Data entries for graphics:
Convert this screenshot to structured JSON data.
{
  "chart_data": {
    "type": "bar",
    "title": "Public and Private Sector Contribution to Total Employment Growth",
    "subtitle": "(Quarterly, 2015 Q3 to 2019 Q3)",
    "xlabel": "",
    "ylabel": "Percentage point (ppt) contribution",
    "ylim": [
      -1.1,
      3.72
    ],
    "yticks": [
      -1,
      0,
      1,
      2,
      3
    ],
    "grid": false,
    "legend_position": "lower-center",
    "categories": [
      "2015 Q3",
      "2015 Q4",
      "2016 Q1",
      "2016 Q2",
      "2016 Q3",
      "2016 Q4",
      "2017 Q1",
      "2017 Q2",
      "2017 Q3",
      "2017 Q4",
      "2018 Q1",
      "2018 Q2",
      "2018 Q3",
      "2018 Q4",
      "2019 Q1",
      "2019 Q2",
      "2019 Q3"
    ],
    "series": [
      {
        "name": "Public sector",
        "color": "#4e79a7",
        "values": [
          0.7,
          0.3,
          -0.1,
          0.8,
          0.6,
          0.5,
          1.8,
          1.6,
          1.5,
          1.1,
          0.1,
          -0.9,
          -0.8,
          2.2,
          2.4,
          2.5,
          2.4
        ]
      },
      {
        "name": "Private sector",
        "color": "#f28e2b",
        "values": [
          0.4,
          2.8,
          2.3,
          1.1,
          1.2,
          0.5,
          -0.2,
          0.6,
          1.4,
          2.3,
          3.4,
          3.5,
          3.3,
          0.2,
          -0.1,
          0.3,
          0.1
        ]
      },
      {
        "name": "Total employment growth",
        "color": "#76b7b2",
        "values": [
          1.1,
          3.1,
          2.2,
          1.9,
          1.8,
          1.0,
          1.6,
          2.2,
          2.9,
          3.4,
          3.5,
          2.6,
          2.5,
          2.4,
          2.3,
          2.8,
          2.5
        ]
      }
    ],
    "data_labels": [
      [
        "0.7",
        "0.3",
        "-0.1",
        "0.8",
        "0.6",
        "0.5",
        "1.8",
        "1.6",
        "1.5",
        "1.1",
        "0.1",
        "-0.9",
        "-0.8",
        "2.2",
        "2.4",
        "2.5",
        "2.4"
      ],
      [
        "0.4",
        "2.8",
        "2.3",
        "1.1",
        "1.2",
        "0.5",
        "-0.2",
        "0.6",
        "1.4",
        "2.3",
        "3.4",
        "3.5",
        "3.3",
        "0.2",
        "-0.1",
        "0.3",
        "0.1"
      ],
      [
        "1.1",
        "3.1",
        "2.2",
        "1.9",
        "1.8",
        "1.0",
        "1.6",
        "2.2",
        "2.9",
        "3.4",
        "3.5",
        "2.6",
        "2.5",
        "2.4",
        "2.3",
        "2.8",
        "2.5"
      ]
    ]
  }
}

### WORK TO COMPLETE:
Go through the data and return every record exactly.

### ANSWER TO THIS TASK:
Convert this screenshot to structured JSON data.
{
  "chart_data": {
    "type": "bar",
    "title": "Public and Private Sector Contribution to Total Employment Growth",
    "subtitle": "(Quarterly, 2015 Q3 to 2019 Q3)",
    "xlabel": "",
    "ylabel": "Percentage point (ppt) contribution",
    "ylim": [
      -1.1,
      3.72
    ],
    "yticks": [
      -1,
      0,
      1,
      2,
      3
    ],
    "grid": false,
    "legend_position": "lower-center",
    "categories": [
      "2015 Q3",
      "2015 Q4",
      "2016 Q1",
      "2016 Q2",
      "2016 Q3",
      "2016 Q4",
      "2017 Q1",
      "2017 Q2",
      "2017 Q3",
      "2017 Q4",
      "2018 Q1",
      "2018 Q2",
      "2018 Q3",
      "2018 Q4",
      "2019 Q1",
      "2019 Q2",
      "2019 Q3"
    ],
    "series": [
      {
        "name": "Public sector",
        "color": "#4e79a7",
        "values": [
          0.7,
          0.3,
          -0.1,
          0.8,
          0.6,
          0.5,
          1.8,
          1.6,
          1.5,
          1.1,
          0.1,
          -0.9,
          -0.8,
          2.2,
          2.4,
          2.5,
          2.4
        ]
      },
      {
        "name": "Private sector",
        "color": "#f28e2b",
        "values": [
          0.4,
          2.8,
          2.3,
          1.1,
          1.2,
          0.5,
          -0.2,
          0.6,
          1.4,
          2.3,
          3.4,
          3.5,
          3.3,
          0.2,
          -0.1,
          0.3,
          0.1
        ]
      },
      {
        "name": "Total employment growth",
        "color": "#76b7b2",
        "values": [
          1.1,
          3.1,
          2.2,
          1.9,
          1.8,
          1.0,
          1.6,
          2.2,
          2.9,
          3.4,
          3.5,
          2.6,
          2.5,
          2.4,
          2.3,
          2.8,
          2.5
        ]
      }
    ],
    "data_labels": [
      [
        "0.7",
        "0.3",
        "-0.1",
        "0.8",
        "0.6",
        "0.5",
        "1.8",
        "1.6",
        "1.5",
        "1.1",
        "0.1",
        "-0.9",
        "-0.8",
        "2.2",
        "2.4",
        "2.5",
        "2.4"
      ],
      [
        "0.4",
        "2.8",
        "2.3",
        "1.1",
        "1.2",
        "0.5",
        "-0.2",
        "0.6",
        "1.4",
        "2.3",
        "3.4",
        "3.5",
        "3.3",
        "0.2",
        "-0.1",
        "0.3",
        "0.1"
      ],
      [
        "1.1",
        "3.1",
        "2.2",
        "1.9",
        "1.8",
        "1.0",
        "1.6",
        "2.2",
        "2.9",
        "3.4",
        "3.5",
        "2.6",
        "2.5",
        "2.4",
        "2.3",
        "2.8",
        "2.5"
      ]
    ]
  }
}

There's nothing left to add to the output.